**Your objective:** Copy down every line where the string "ЦИЛИНД" shows up.

--- Provided records ---

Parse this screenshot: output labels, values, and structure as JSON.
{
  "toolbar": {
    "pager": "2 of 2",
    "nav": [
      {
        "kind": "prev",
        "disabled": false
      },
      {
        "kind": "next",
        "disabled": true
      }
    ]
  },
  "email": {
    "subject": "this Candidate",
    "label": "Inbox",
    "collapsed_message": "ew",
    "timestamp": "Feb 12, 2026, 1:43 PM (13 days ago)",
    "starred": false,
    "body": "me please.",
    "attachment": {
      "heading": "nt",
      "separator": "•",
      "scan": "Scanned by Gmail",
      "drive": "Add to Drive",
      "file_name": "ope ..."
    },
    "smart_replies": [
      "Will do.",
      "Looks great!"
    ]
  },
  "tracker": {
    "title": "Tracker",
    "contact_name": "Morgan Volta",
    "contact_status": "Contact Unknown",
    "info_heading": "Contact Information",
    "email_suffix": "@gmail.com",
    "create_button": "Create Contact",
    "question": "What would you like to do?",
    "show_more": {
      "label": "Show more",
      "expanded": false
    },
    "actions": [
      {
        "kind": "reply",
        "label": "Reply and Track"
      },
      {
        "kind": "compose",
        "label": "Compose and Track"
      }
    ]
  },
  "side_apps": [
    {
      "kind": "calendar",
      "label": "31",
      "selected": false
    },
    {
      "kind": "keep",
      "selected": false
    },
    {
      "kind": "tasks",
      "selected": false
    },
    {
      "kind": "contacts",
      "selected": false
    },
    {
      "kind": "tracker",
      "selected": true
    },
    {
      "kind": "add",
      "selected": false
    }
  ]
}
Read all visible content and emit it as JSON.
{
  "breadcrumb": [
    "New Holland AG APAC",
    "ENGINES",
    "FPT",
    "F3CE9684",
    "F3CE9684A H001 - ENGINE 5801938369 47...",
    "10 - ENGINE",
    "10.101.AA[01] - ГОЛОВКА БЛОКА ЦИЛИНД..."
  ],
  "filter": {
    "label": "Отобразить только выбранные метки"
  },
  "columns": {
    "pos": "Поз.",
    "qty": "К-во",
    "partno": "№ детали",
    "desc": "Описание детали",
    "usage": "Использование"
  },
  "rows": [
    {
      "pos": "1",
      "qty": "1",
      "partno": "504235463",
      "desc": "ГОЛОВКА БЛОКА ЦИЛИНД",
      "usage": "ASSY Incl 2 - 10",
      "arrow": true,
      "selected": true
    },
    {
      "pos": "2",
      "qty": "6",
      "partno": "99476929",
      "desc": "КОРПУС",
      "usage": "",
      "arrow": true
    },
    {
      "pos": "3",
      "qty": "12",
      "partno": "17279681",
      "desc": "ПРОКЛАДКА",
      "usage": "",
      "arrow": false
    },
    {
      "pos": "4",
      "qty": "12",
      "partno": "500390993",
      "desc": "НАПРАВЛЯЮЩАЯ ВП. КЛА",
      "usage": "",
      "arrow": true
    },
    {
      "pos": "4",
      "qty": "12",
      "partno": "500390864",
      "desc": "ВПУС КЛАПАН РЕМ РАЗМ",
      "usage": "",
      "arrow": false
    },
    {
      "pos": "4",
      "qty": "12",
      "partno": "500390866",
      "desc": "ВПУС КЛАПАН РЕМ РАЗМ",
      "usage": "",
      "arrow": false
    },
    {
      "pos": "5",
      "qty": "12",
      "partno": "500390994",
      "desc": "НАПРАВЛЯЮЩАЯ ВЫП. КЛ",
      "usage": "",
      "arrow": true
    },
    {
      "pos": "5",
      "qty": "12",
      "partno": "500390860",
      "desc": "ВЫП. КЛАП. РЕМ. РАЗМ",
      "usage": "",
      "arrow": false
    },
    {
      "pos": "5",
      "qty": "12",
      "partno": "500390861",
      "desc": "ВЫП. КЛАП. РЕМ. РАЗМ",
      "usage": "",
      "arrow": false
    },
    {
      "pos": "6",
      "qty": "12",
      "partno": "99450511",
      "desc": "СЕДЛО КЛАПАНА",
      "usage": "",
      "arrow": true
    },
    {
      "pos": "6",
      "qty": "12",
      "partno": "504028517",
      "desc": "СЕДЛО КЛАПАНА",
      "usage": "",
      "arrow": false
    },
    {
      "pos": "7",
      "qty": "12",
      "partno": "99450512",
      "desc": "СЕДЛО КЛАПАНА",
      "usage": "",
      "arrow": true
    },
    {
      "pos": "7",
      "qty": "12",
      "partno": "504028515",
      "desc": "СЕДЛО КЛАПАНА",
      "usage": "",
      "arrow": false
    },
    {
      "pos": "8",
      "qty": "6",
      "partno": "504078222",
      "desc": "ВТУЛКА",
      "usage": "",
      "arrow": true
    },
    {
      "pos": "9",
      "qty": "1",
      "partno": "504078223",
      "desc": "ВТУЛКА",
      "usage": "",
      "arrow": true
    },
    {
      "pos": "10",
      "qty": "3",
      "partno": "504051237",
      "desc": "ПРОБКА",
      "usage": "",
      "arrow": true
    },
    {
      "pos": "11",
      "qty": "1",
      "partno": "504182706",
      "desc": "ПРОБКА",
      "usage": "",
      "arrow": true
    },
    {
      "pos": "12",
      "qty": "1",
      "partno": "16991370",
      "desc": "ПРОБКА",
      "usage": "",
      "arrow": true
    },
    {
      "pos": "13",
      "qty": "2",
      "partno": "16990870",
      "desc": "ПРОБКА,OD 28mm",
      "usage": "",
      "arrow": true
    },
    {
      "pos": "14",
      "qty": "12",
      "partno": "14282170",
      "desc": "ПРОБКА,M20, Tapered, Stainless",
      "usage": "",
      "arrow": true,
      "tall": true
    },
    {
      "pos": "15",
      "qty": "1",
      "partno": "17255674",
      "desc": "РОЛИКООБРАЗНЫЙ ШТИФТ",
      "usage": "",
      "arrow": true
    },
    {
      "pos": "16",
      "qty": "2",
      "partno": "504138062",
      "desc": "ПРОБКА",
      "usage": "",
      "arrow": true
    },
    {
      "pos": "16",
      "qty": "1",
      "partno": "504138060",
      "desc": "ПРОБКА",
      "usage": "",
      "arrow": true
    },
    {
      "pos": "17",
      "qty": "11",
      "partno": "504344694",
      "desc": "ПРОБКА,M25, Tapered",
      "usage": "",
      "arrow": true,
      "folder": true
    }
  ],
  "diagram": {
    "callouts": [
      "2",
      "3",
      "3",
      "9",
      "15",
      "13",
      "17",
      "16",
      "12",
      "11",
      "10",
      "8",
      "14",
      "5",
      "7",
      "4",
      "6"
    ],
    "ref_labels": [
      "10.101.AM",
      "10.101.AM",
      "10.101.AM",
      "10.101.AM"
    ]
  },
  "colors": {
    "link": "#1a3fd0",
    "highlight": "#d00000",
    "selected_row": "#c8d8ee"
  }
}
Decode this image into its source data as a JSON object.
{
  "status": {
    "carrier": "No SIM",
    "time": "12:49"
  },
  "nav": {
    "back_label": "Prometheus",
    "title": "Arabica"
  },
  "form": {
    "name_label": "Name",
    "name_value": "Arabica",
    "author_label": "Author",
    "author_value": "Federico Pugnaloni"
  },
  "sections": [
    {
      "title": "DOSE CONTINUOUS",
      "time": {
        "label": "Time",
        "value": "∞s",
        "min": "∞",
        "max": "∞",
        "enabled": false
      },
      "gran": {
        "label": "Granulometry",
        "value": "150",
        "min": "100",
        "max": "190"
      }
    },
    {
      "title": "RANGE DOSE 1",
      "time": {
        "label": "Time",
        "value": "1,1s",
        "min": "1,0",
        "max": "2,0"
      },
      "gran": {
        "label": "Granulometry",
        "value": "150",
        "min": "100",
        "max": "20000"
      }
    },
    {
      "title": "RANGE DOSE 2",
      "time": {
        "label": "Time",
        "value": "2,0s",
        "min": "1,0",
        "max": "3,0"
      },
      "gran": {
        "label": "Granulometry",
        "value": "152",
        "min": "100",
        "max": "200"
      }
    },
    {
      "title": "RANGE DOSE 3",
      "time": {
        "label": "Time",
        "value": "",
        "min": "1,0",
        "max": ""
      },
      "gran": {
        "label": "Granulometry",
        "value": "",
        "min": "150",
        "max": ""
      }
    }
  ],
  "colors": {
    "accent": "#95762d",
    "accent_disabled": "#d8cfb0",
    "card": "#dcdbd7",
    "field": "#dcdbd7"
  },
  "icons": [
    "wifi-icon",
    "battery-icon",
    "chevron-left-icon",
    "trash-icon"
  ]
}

---

**Answer in full:**
    "10.101.AA[01] - ГОЛОВКА БЛОКА ЦИЛИНД..."
      "desc": "ГОЛОВКА БЛОКА ЦИЛИНД",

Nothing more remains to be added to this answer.